* [Objective]
Omit the pictures and output every entry below exactly as written.

* [Material provided]
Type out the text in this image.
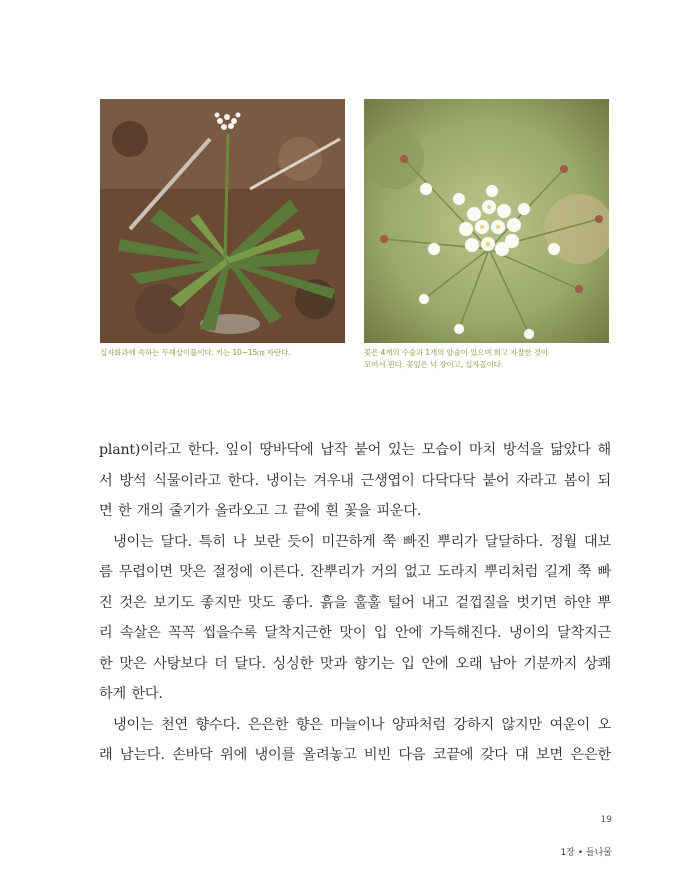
십자화과에 속하는 두해살이풀이다. 키는 10~15㎝ 자란다.	꽃은 4개의 수술과 1개의 암술이 있으며 희고 자잘한 것이
모여서 핀다. 꽃잎은 넉 장이고, 십자꼴이다.

plant)이라고 한다. 잎이 땅바닥에 납작 붙어 있는 모습이 마치 방석을 닮았다 해

서 방석 식물이라고 한다. 냉이는 겨우내 근생엽이 다닥다닥 붙어 자라고 봄이 되

면 한 개의 줄기가 올라오고 그 끝에 흰 꽃을 피운다.

냉이는 달다. 특히 나 보란 듯이 미끈하게 쭉 빠진 뿌리가 달달하다. 정월 대보

름 무렵이면 맛은 절정에 이른다. 잔뿌리가 거의 없고 도라지 뿌리처럼 길게 쭉 빠

진 것은 보기도 좋지만 맛도 좋다. 흙을 훌훌 털어 내고 겉껍질을 벗기면 하얀 뿌

리 속살은 꼭꼭 씹을수록 달착지근한 맛이 입 안에 가득해진다. 냉이의 달착지근

한 맛은 사탕보다 더 달다. 싱싱한 맛과 향기는 입 안에 오래 남아 기분까지 상쾌

하게 한다.

냉이는 천연 향수다. 은은한 향은 마늘이나 양파처럼 강하지 않지만 여운이 오

래 남는다. 손바닥 위에 냉이를 올려놓고 비빈 다음 코끝에 갖다 대 보면 은은한

19
1장 • 들나물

* [Final result]
Type out the text in this image.
십자화과에 속하는 두해살이풀이다. 키는 10~15㎝ 자란다.	꽃은 4개의 수술과 1개의 암술이 있으며 희고 자잘한 것이
모여서 핀다. 꽃잎은 넉 장이고, 십자꼴이다.

plant)이라고 한다. 잎이 땅바닥에 납작 붙어 있는 모습이 마치 방석을 닮았다 해

서 방석 식물이라고 한다. 냉이는 겨우내 근생엽이 다닥다닥 붙어 자라고 봄이 되

면 한 개의 줄기가 올라오고 그 끝에 흰 꽃을 피운다.

냉이는 달다. 특히 나 보란 듯이 미끈하게 쭉 빠진 뿌리가 달달하다. 정월 대보

름 무렵이면 맛은 절정에 이른다. 잔뿌리가 거의 없고 도라지 뿌리처럼 길게 쭉 빠

진 것은 보기도 좋지만 맛도 좋다. 흙을 훌훌 털어 내고 겉껍질을 벗기면 하얀 뿌

리 속살은 꼭꼭 씹을수록 달착지근한 맛이 입 안에 가득해진다. 냉이의 달착지근

한 맛은 사탕보다 더 달다. 싱싱한 맛과 향기는 입 안에 오래 남아 기분까지 상쾌

하게 한다.

냉이는 천연 향수다. 은은한 향은 마늘이나 양파처럼 강하지 않지만 여운이 오

래 남는다. 손바닥 위에 냉이를 올려놓고 비빈 다음 코끝에 갖다 대 보면 은은한

19
1장 • 들나물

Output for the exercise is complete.